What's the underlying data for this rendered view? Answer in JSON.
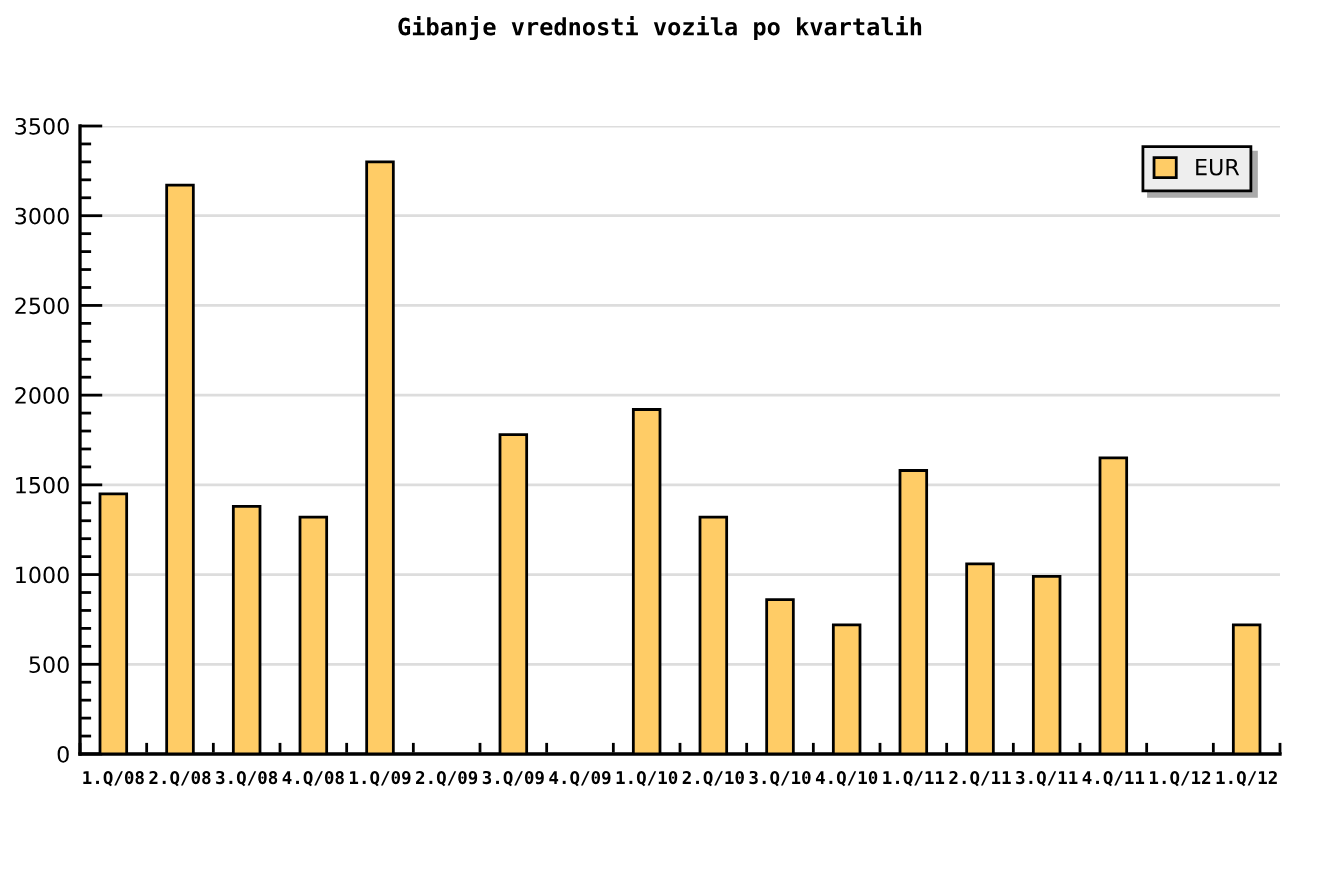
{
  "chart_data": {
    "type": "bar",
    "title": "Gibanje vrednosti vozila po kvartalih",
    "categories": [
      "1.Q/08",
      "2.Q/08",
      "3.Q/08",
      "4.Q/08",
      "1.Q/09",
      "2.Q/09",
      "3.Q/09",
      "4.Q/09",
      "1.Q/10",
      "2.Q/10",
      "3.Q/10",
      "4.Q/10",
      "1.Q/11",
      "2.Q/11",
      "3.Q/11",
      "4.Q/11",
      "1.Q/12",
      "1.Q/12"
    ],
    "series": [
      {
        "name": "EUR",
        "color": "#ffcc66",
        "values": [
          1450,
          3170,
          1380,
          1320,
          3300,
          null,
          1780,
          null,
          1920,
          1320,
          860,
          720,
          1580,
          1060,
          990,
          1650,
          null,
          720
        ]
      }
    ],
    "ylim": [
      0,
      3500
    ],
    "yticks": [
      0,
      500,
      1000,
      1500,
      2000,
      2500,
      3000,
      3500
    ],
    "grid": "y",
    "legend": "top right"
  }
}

> Given instruction
Will you set down the records word for word while leaving out every picture?

> Output for this exercise
What's the underlying data for this rendered view? Answer in JSON.
{
  "chart_data": {
    "type": "bar",
    "title": "Gibanje vrednosti vozila po kvartalih",
    "categories": [
      "1.Q/08",
      "2.Q/08",
      "3.Q/08",
      "4.Q/08",
      "1.Q/09",
      "2.Q/09",
      "3.Q/09",
      "4.Q/09",
      "1.Q/10",
      "2.Q/10",
      "3.Q/10",
      "4.Q/10",
      "1.Q/11",
      "2.Q/11",
      "3.Q/11",
      "4.Q/11",
      "1.Q/12",
      "1.Q/12"
    ],
    "series": [
      {
        "name": "EUR",
        "color": "#ffcc66",
        "values": [
          1450,
          3170,
          1380,
          1320,
          3300,
          null,
          1780,
          null,
          1920,
          1320,
          860,
          720,
          1580,
          1060,
          990,
          1650,
          null,
          720
        ]
      }
    ],
    "ylim": [
      0,
      3500
    ],
    "yticks": [
      0,
      500,
      1000,
      1500,
      2000,
      2500,
      3000,
      3500
    ],
    "grid": "y",
    "legend": "top right"
  }
}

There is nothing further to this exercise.